--- Start of Task inputs ---

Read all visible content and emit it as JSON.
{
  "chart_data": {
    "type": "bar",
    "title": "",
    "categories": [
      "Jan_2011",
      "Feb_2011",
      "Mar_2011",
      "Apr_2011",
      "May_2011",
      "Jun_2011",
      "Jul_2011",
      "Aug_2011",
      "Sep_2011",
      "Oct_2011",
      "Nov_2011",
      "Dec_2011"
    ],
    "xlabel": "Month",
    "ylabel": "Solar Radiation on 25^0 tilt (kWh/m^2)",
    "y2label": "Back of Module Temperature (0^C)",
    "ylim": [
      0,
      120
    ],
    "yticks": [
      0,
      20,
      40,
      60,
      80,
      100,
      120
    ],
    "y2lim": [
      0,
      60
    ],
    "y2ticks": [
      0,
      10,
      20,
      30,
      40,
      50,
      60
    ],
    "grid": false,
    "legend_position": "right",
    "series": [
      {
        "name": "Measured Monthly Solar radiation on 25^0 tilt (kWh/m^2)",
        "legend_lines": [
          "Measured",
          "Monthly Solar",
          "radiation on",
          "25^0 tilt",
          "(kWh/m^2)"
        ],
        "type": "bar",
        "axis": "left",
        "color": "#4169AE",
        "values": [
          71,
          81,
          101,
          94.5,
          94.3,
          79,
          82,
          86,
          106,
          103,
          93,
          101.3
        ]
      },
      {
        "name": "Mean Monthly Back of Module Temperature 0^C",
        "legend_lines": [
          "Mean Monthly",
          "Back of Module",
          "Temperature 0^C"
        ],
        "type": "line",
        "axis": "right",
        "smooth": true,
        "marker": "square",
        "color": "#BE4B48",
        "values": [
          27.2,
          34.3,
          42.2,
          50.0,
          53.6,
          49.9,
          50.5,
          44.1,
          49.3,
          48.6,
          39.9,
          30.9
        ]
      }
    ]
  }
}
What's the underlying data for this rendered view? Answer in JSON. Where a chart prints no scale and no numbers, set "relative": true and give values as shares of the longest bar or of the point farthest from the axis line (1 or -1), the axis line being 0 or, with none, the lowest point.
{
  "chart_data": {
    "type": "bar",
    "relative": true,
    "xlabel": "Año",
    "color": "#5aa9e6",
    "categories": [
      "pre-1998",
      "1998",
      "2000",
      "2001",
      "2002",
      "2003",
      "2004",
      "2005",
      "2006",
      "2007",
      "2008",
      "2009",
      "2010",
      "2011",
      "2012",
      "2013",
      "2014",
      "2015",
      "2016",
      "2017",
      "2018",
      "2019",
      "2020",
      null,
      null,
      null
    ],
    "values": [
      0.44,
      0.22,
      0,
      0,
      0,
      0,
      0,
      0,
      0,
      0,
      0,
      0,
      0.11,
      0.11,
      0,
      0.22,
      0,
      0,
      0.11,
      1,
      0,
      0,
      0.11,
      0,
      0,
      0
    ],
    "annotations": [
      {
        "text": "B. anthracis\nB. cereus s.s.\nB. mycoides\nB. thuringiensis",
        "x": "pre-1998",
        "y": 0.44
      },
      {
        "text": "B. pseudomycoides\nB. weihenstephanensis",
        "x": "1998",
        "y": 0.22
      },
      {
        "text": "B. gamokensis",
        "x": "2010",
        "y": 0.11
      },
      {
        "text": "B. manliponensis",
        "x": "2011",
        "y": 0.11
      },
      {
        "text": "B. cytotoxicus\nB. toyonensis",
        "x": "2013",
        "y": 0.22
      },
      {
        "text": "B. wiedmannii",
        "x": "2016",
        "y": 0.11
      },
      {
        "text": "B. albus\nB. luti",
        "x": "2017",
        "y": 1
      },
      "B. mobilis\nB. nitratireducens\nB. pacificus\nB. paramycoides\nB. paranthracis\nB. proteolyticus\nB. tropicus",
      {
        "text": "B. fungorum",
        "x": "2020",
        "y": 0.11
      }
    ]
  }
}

--- End of Task inputs ---

Exercise details
Print exactly the lines above, starting at the line that contains "What's the underlying" and ending with the last line of the records, both included.

Problem solution
What's the underlying data for this rendered view? Answer in JSON. Where a chart prints no scale and no numbers, set "relative": true and give values as shares of the longest bar or of the point farthest from the axis line (1 or -1), the axis line being 0 or, with none, the lowest point.
{
  "chart_data": {
    "type": "bar",
    "relative": true,
    "xlabel": "Año",
    "color": "#5aa9e6",
    "categories": [
      "pre-1998",
      "1998",
      "2000",
      "2001",
      "2002",
      "2003",
      "2004",
      "2005",
      "2006",
      "2007",
      "2008",
      "2009",
      "2010",
      "2011",
      "2012",
      "2013",
      "2014",
      "2015",
      "2016",
      "2017",
      "2018",
      "2019",
      "2020",
      null,
      null,
      null
    ],
    "values": [
      0.44,
      0.22,
      0,
      0,
      0,
      0,
      0,
      0,
      0,
      0,
      0,
      0,
      0.11,
      0.11,
      0,
      0.22,
      0,
      0,
      0.11,
      1,
      0,
      0,
      0.11,
      0,
      0,
      0
    ],
    "annotations": [
      {
        "text": "B. anthracis\nB. cereus s.s.\nB. mycoides\nB. thuringiensis",
        "x": "pre-1998",
        "y": 0.44
      },
      {
        "text": "B. pseudomycoides\nB. weihenstephanensis",
        "x": "1998",
        "y": 0.22
      },
      {
        "text": "B. gamokensis",
        "x": "2010",
        "y": 0.11
      },
      {
        "text": "B. manliponensis",
        "x": "2011",
        "y": 0.11
      },
      {
        "text": "B. cytotoxicus\nB. toyonensis",
        "x": "2013",
        "y": 0.22
      },
      {
        "text": "B. wiedmannii",
        "x": "2016",
        "y": 0.11
      },
      {
        "text": "B. albus\nB. luti",
        "x": "2017",
        "y": 1
      },
      "B. mobilis\nB. nitratireducens\nB. pacificus\nB. paramycoides\nB. paranthracis\nB. proteolyticus\nB. tropicus",
      {
        "text": "B. fungorum",
        "x": "2020",
        "y": 0.11
      }
    ]
  }
}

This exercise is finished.